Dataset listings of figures

---------------

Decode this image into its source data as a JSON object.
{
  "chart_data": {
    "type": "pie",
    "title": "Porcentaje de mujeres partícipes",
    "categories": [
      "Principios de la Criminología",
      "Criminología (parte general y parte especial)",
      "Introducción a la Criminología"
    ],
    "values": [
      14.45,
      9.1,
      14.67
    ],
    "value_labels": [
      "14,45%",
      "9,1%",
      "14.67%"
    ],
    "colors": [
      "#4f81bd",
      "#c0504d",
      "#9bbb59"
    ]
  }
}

---------------

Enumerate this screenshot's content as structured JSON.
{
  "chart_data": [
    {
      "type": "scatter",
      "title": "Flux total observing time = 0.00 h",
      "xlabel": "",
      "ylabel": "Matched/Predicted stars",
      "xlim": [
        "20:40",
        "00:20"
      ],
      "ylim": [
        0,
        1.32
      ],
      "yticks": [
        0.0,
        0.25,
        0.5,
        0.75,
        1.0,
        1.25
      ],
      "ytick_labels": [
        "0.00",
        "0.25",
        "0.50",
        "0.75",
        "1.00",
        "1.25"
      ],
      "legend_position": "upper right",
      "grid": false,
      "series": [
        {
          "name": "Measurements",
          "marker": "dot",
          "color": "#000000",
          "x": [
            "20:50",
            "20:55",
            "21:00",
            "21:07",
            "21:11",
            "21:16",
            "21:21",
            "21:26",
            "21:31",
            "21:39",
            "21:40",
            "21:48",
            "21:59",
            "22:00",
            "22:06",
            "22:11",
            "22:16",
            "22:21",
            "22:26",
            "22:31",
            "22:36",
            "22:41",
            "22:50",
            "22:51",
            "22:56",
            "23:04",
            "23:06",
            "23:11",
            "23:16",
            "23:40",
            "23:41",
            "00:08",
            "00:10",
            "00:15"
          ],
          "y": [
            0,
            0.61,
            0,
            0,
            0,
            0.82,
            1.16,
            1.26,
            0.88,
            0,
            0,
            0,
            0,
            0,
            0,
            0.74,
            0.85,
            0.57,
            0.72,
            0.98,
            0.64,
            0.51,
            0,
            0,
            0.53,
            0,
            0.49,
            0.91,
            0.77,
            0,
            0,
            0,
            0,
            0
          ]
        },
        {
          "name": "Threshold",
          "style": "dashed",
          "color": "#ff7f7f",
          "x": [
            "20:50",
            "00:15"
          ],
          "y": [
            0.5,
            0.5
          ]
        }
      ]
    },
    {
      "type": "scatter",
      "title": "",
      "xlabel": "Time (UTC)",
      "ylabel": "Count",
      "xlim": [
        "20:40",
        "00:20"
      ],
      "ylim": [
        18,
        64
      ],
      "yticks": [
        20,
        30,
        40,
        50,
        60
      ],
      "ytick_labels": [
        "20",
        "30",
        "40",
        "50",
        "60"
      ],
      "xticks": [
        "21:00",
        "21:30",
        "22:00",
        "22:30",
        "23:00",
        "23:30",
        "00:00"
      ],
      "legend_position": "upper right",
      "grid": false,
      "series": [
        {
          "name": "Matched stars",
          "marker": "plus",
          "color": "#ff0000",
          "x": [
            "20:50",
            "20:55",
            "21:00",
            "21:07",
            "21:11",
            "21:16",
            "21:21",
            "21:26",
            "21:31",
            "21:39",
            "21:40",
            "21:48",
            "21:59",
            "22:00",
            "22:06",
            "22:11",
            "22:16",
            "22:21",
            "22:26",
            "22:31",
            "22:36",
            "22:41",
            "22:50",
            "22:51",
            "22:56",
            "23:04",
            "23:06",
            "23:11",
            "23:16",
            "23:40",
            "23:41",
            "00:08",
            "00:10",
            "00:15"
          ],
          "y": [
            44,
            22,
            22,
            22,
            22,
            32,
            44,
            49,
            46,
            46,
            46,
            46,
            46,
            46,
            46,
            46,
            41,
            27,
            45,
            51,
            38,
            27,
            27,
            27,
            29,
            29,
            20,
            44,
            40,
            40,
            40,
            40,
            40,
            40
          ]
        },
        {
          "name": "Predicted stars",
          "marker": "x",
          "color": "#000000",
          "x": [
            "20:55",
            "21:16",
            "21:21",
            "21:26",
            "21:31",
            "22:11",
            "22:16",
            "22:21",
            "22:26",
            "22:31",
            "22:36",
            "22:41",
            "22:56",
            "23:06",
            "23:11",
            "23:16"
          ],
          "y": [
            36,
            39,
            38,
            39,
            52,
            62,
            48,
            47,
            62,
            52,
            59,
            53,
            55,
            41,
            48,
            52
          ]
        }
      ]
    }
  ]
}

---------------

THE EXERCISE
Check each line above for the word "name" and copy the ones that have it.

FULL SOLUTION
          "name": "Measurements",
          "name": "Threshold",
          "name": "Matched stars",
          "name": "Predicted stars",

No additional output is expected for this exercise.